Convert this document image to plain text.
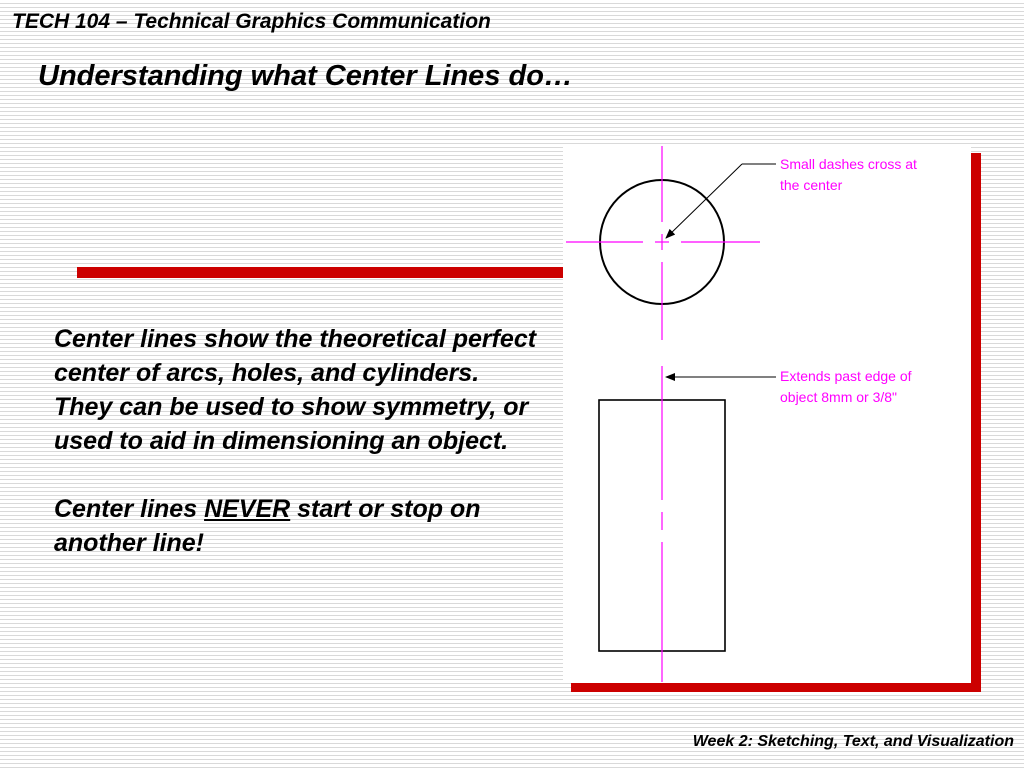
TECH 104 – Technical Graphics Communication
Understanding what Center Lines do…

Center lines show the theoretical perfect center of arcs, holes, and cylinders. They can be used to show symmetry, or used to aid in dimensioning an object.

Center lines NEVER start or stop on another line!

Small dashes cross at
the center
Extends past edge of
object 8mm or 3/8"
Week 2: Sketching, Text, and Visualization
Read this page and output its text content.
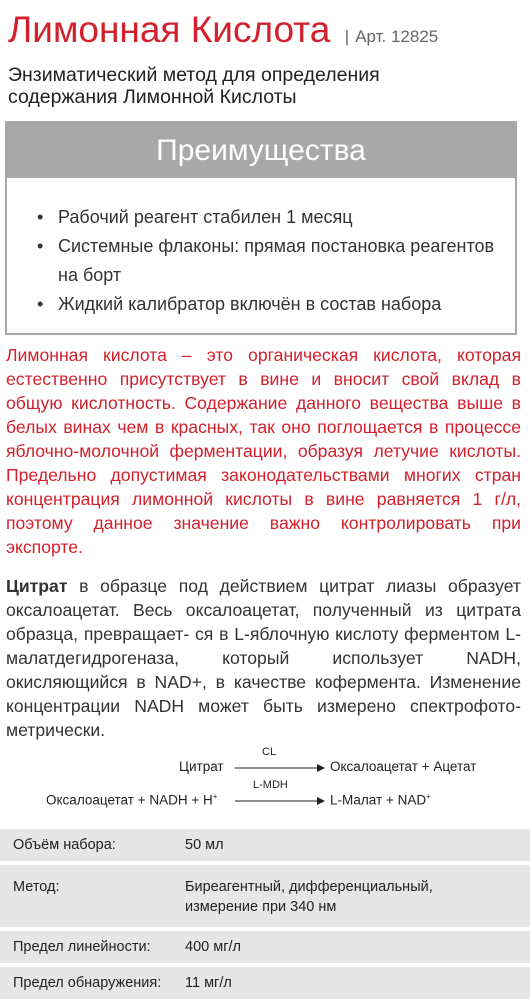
Лимонная Кислота | Арт. 12825
Энзиматический метод для определения
содержания Лимонной Кислоты
Преимущества
• Рабочий реагент стабилен 1 месяц
• Системные флаконы: прямая постановка реагентов на борт
• Жидкий калибратор включён в состав набора
Лимонная кислота – это органическая кислота, которая естественно присутствует в вине и вносит свой вклад в общую кислотность. Содержание данного вещества выше в белых винах чем в красных, так оно поглощается в процессе яблочно-молочной ферментации, образуя летучие кислоты. Предельно допустимая законодательствами многих стран концентрация лимонной кислоты в вине равняется 1 г/л, поэтому данное значение важно контролировать при экспорте.
Цитрат в образце под действием цитрат лиазы образует оксалоацетат. Весь оксалоацетат, полученный из цитрата образца, превращает- ся в L-яблочную кислоту ферментом L-малатдегидрогеназа, который использует NADH, окисляющийся в NAD+, в качестве кофермента. Изменение концентрации NADH может быть измерено спектрофото- метрически.
Цитрат
CL
Оксалоацетат + Ацетат
Оксалоацетат + NADH + H+
L-MDH
L-Малат + NAD+
Объём набора:	50 мл

Метод:	Биреагентный, дифференциальный,
измерение при 340 нм

Предел линейности:	400 мг/л

Предел обнаружения:	11 мг/л
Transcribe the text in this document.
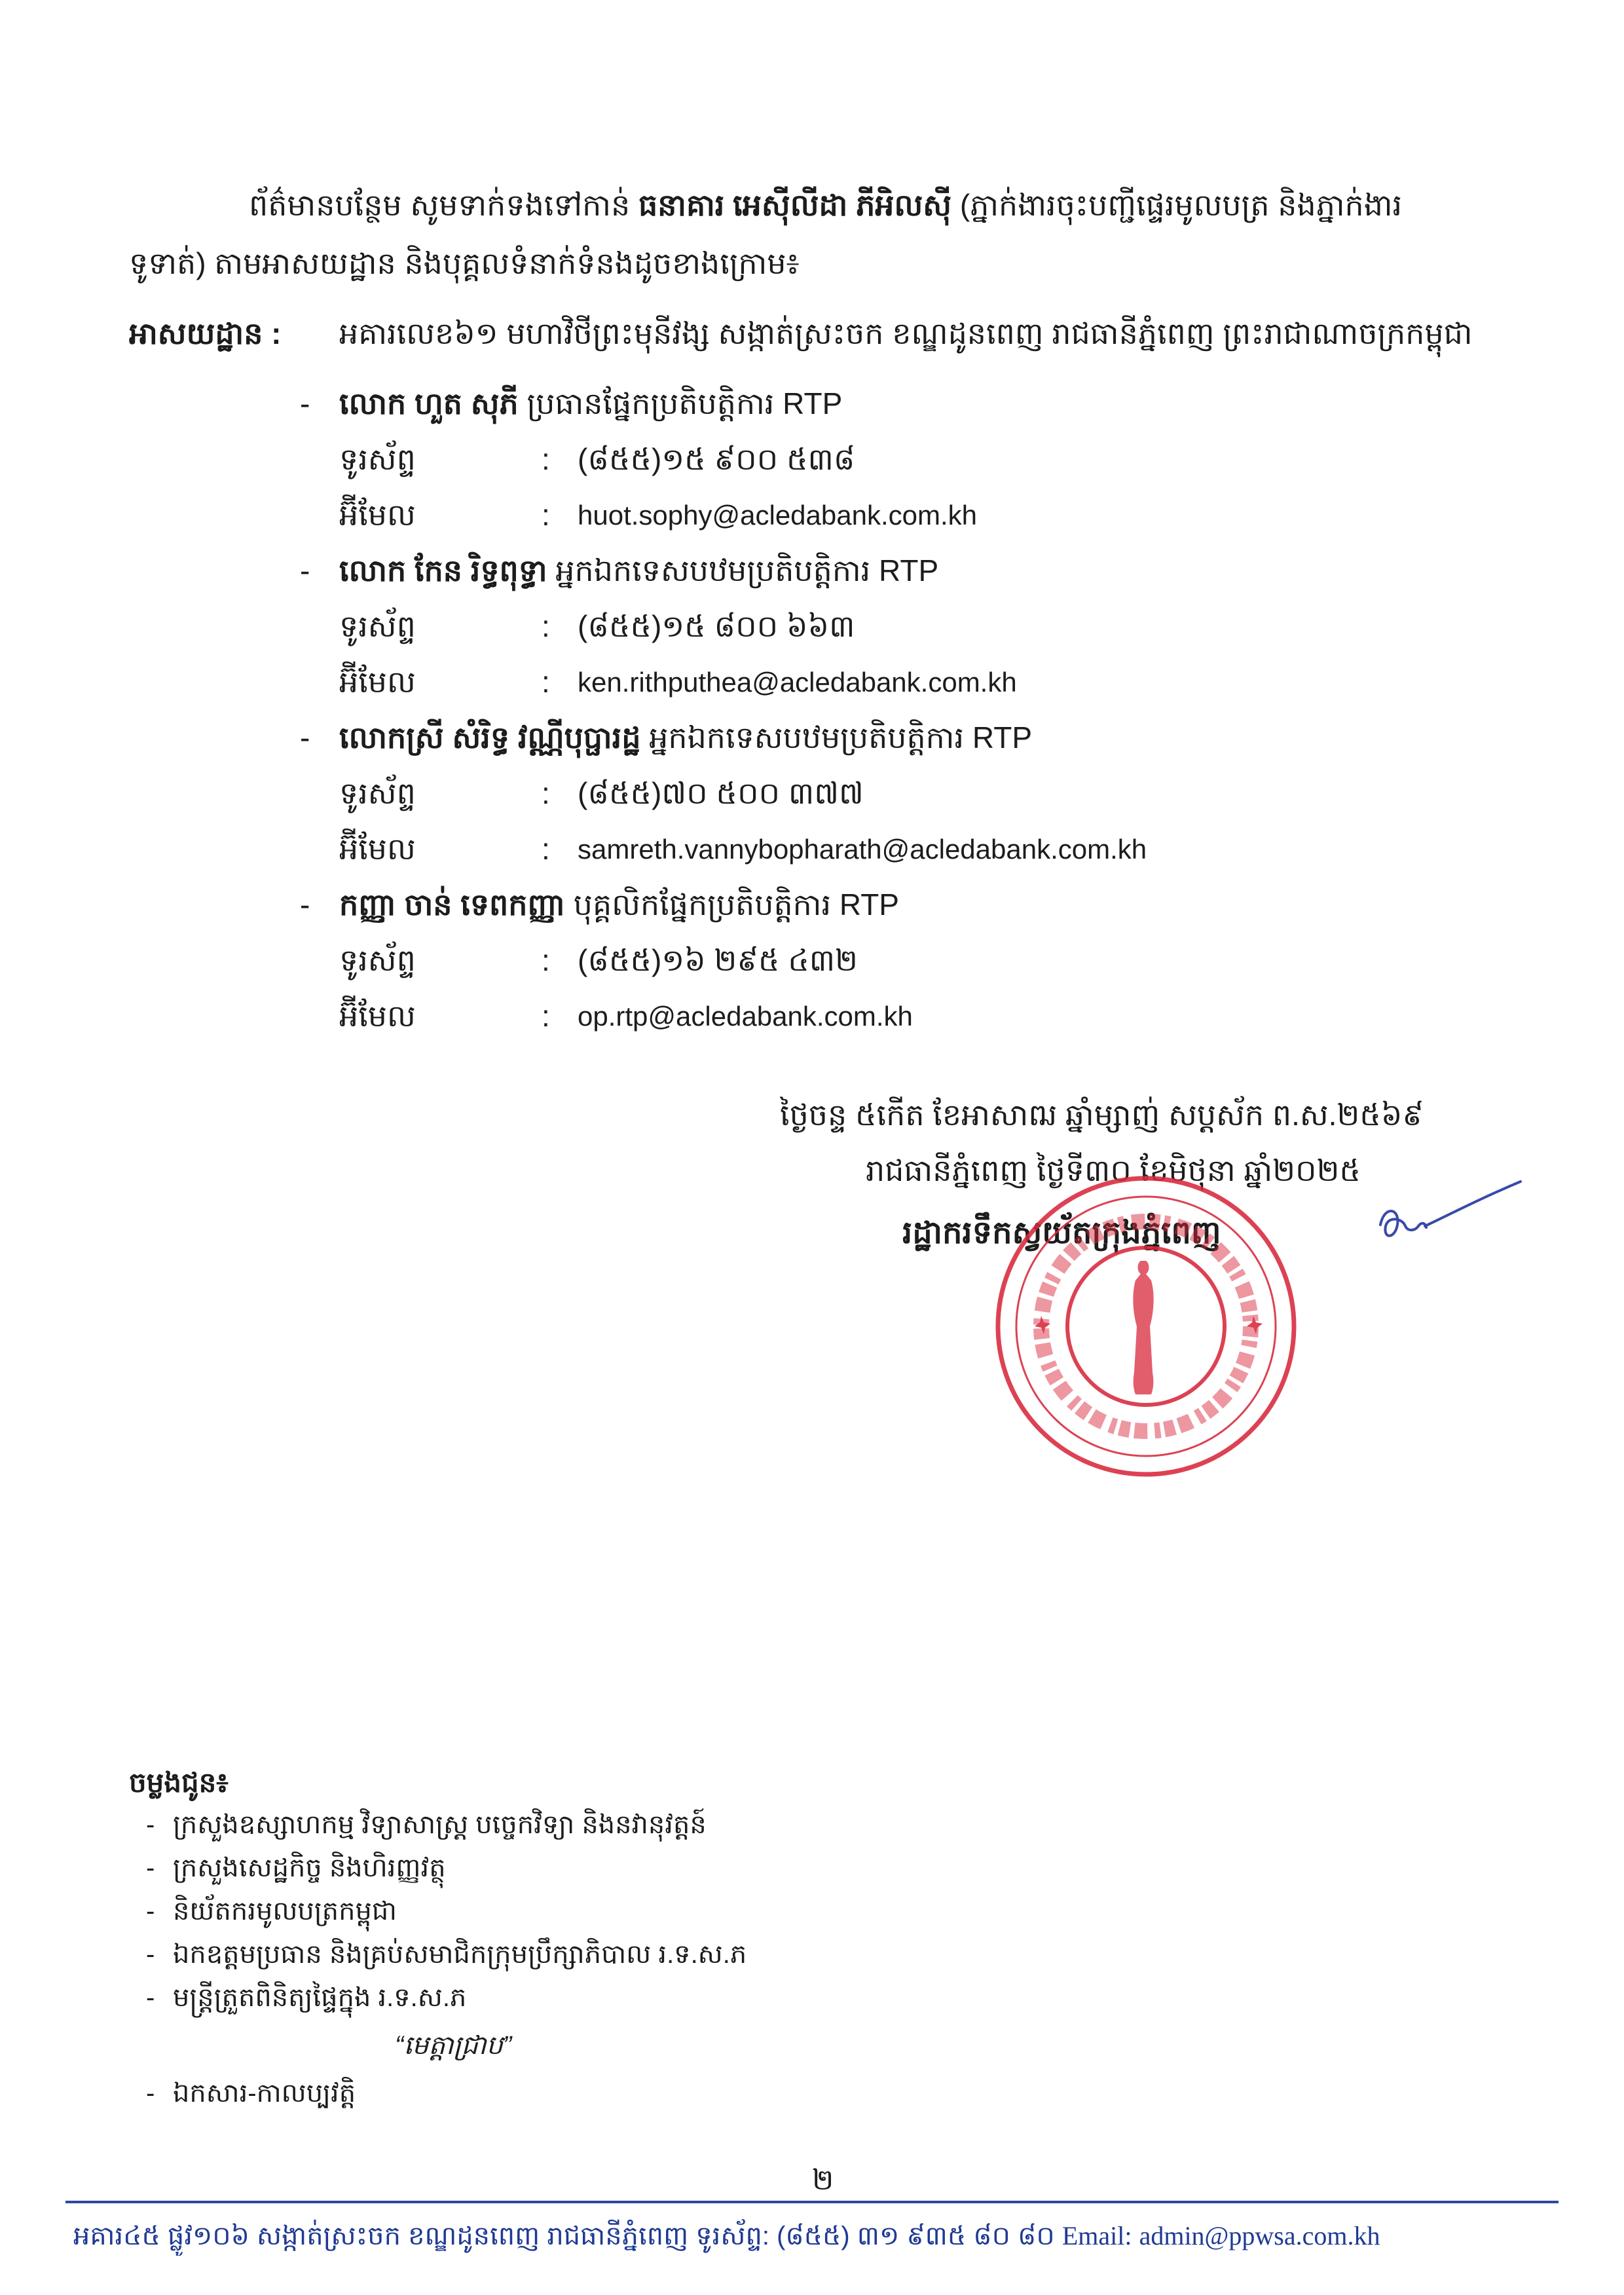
ព័ត៌មានបន្ថែម សូមទាក់ទងទៅកាន់ ធនាគារ អេស៊ីលីដា ភីអិលស៊ី (ភ្នាក់ងារចុះបញ្ជីផ្ទេរមូលបត្រ និងភ្នាក់ងារ
ទូទាត់) តាមអាសយដ្ឋាន និងបុគ្គលទំនាក់ទំនងដូចខាងក្រោម៖
អាសយដ្ឋាន : អគារលេខ៦១ មហាវិថីព្រះមុនីវង្ស សង្កាត់ស្រះចក ខណ្ឌដូនពេញ រាជធានីភ្នំពេញ ព្រះរាជាណាចក្រកម្ពុជា
- លោក ហួត សុភី ប្រធានផ្នែកប្រតិបត្តិការ RTP
ទូរស័ព្ទ	: (៨៥៥)១៥ ៩០០ ៥៣៨
អ៊ីមែល	: huot.sophy@acledabank.com.kh
- លោក កែន រិទ្ធពុទ្ធា អ្នកឯកទេសបឋមប្រតិបត្តិការ RTP
ទូរស័ព្ទ	: (៨៥៥)១៥ ៨០០ ៦៦៣
អ៊ីមែល	: ken.rithputhea@acledabank.com.kh
- លោកស្រី សំរិទ្ធ វណ្ណីបុប្ផារដ្ឋ អ្នកឯកទេសបឋមប្រតិបត្តិការ RTP
ទូរស័ព្ទ	: (៨៥៥)៧០ ៥០០ ៣៧៧
អ៊ីមែល	: samreth.vannybopharath@acledabank.com.kh
- កញ្ញា ចាន់ ទេពកញ្ញា បុគ្គលិកផ្នែកប្រតិបត្តិការ RTP
ទូរស័ព្ទ	: (៨៥៥)១៦ ២៩៥ ៤៣២
អ៊ីមែល	: op.rtp@acledabank.com.kh
ថ្ងៃចន្ទ ៥កើត ខែអាសាឍ ឆ្នាំម្សាញ់ សប្តស័ក ព.ស.២៥៦៩
រាជធានីភ្នំពេញ ថ្ងៃទី៣០ ខែមិថុនា ឆ្នាំ២០២៥
រដ្ឋាករទឹកស្វយ័តក្រុងភ្នំពេញ
ចម្លងជូន៖
- ក្រសួងឧស្សាហកម្ម វិទ្យាសាស្ត្រ បច្ចេកវិទ្យា និងនវានុវត្តន៍
- ក្រសួងសេដ្ឋកិច្ច និងហិរញ្ញវត្ថុ
- និយ័តករមូលបត្រកម្ពុជា
- ឯកឧត្តមប្រធាន និងគ្រប់សមាជិកក្រុមប្រឹក្សាភិបាល រ.ទ.ស.ភ
- មន្ត្រីត្រួតពិនិត្យផ្ទៃក្នុង រ.ទ.ស.ភ
“មេត្តាជ្រាប”
- ឯកសារ-កាលប្បវត្តិ
២
អគារ៤៥ ផ្លូវ១០៦ សង្កាត់ស្រះចក ខណ្ឌដូនពេញ រាជធានីភ្នំពេញ ទូរស័ព្ទ: (៨៥៥) ៣១ ៩៣៥ ៨០ ៨០ Email: admin@ppwsa.com.kh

## Requirements
List the lines of the material in which the word "នកឯកទ" occurs.

## Complete output
- លោក កែន រិទ្ធពុទ្ធា អ្នកឯកទេសបឋមប្រតិបត្តិការ RTP
- លោកស្រី សំរិទ្ធ វណ្ណីបុប្ផារដ្ឋ អ្នកឯកទេសបឋមប្រតិបត្តិការ RTP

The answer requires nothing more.